— THE EXERCISE —
Search the entries for the word "this" and pull out each line that has it.

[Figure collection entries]

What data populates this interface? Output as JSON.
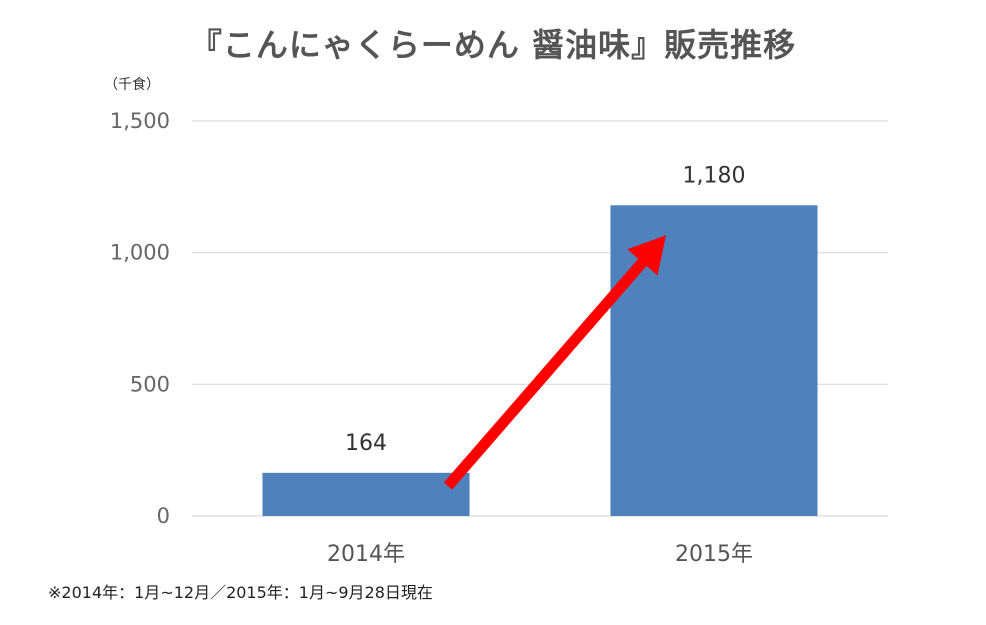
{
  "chart_data": {
    "type": "bar",
    "title": "『こんにゃくらーめん 醤油味』販売推移",
    "unit_label": "（千食）",
    "categories": [
      "2014年",
      "2015年"
    ],
    "values": [
      164,
      1180
    ],
    "value_labels": [
      "164",
      "1,180"
    ],
    "ylim": [
      0,
      1500
    ],
    "yticks": [
      0,
      500,
      1000,
      1500
    ],
    "ytick_labels": [
      "0",
      "500",
      "1,000",
      "1,500"
    ],
    "grid": true,
    "legend": "none",
    "annotations": [
      {
        "type": "arrow",
        "from_category": "2014年",
        "to_category": "2015年",
        "color": "#ff0000"
      }
    ],
    "footnote": "※2014年：1月~12月／2015年：1月~9月28日現在",
    "colors": {
      "bar": "#4f81bd",
      "grid": "#d9d9d9",
      "arrow": "#ff0000"
    }
  }
}
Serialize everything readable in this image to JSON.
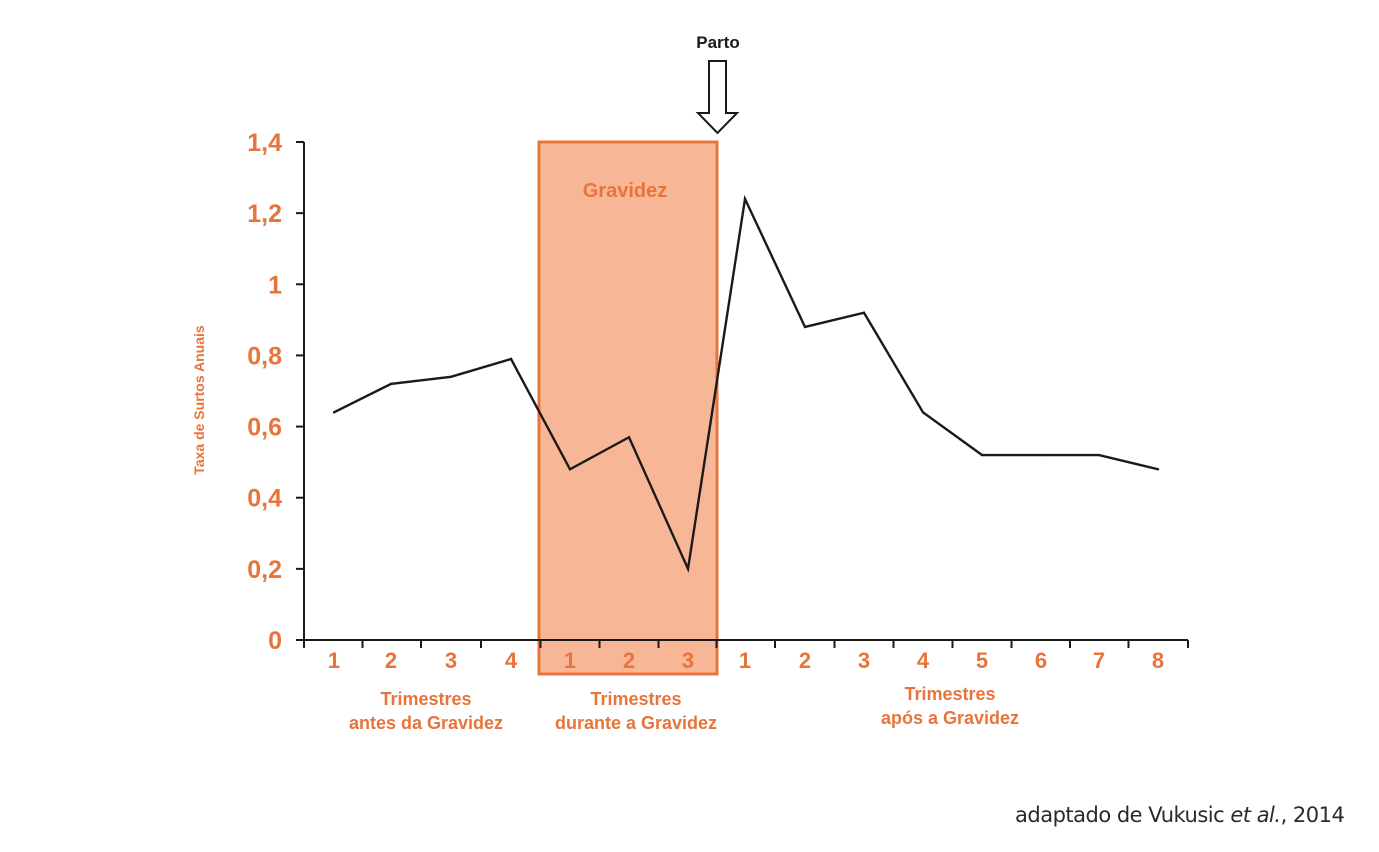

— SOLUTION —
What data populates this interface? Output as JSON.
Serialize everything readable in this image to JSON.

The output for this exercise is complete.